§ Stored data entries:
<<<<
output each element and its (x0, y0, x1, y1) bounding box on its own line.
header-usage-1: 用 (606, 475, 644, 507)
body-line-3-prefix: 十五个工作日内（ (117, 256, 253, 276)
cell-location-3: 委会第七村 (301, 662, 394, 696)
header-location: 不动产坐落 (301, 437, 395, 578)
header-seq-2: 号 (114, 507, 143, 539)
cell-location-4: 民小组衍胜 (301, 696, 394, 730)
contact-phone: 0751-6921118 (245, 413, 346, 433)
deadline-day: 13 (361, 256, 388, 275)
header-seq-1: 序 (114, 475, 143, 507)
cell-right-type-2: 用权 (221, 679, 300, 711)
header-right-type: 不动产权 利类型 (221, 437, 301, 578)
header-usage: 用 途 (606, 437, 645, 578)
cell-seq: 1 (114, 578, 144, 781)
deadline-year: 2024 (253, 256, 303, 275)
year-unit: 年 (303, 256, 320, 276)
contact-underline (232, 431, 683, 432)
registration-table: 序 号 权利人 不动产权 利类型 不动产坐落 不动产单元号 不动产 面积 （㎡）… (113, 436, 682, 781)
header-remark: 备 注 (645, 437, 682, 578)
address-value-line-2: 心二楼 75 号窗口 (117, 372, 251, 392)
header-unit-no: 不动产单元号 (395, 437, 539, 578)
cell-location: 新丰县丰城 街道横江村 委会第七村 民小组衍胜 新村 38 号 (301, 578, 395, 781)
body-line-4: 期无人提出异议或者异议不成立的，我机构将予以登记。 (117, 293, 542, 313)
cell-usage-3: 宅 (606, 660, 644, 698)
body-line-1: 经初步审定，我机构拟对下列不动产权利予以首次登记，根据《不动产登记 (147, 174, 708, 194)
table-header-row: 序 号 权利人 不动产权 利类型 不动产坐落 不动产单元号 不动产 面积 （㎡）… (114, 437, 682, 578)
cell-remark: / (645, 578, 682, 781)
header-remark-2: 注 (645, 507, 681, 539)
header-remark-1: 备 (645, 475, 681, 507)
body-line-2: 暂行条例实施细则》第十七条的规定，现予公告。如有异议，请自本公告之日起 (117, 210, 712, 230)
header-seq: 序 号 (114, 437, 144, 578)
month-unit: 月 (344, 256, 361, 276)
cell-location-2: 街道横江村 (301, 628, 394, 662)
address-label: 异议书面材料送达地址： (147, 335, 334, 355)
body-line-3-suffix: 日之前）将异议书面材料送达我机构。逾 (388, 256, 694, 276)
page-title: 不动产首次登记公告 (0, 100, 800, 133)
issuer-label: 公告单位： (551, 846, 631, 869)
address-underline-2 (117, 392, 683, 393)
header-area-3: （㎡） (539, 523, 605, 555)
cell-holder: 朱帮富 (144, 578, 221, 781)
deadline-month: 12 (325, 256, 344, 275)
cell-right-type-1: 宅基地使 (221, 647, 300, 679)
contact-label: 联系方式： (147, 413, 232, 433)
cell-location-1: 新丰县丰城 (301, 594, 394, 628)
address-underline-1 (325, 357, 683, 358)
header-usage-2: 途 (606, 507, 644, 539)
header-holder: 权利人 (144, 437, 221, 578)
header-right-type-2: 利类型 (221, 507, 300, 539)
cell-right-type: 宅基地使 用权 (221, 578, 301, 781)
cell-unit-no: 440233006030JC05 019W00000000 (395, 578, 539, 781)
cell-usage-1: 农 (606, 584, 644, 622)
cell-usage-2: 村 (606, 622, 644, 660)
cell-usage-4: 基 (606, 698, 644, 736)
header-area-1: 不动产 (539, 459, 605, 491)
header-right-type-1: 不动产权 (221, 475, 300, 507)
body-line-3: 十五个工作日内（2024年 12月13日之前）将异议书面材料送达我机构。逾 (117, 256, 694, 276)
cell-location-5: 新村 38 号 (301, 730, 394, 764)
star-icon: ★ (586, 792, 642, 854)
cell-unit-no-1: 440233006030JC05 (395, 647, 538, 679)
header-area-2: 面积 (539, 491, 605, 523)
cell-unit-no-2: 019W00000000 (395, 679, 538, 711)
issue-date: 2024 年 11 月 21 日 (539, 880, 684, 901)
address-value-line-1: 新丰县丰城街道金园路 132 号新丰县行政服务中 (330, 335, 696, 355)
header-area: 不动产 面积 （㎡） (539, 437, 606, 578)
>>>>
§ WHAT TO DO: Quote everything from the start of the items down to the line containing "header-seq-2: 号 (114, 507, 143, 539)", with both ends included.

§ TASK ANSWER:
output each element and its (x0, y0, x1, y1) bounding box on its own line.
header-usage-1: 用 (606, 475, 644, 507)
body-line-3-prefix: 十五个工作日内（ (117, 256, 253, 276)
cell-location-3: 委会第七村 (301, 662, 394, 696)
header-location: 不动产坐落 (301, 437, 395, 578)
header-seq-2: 号 (114, 507, 143, 539)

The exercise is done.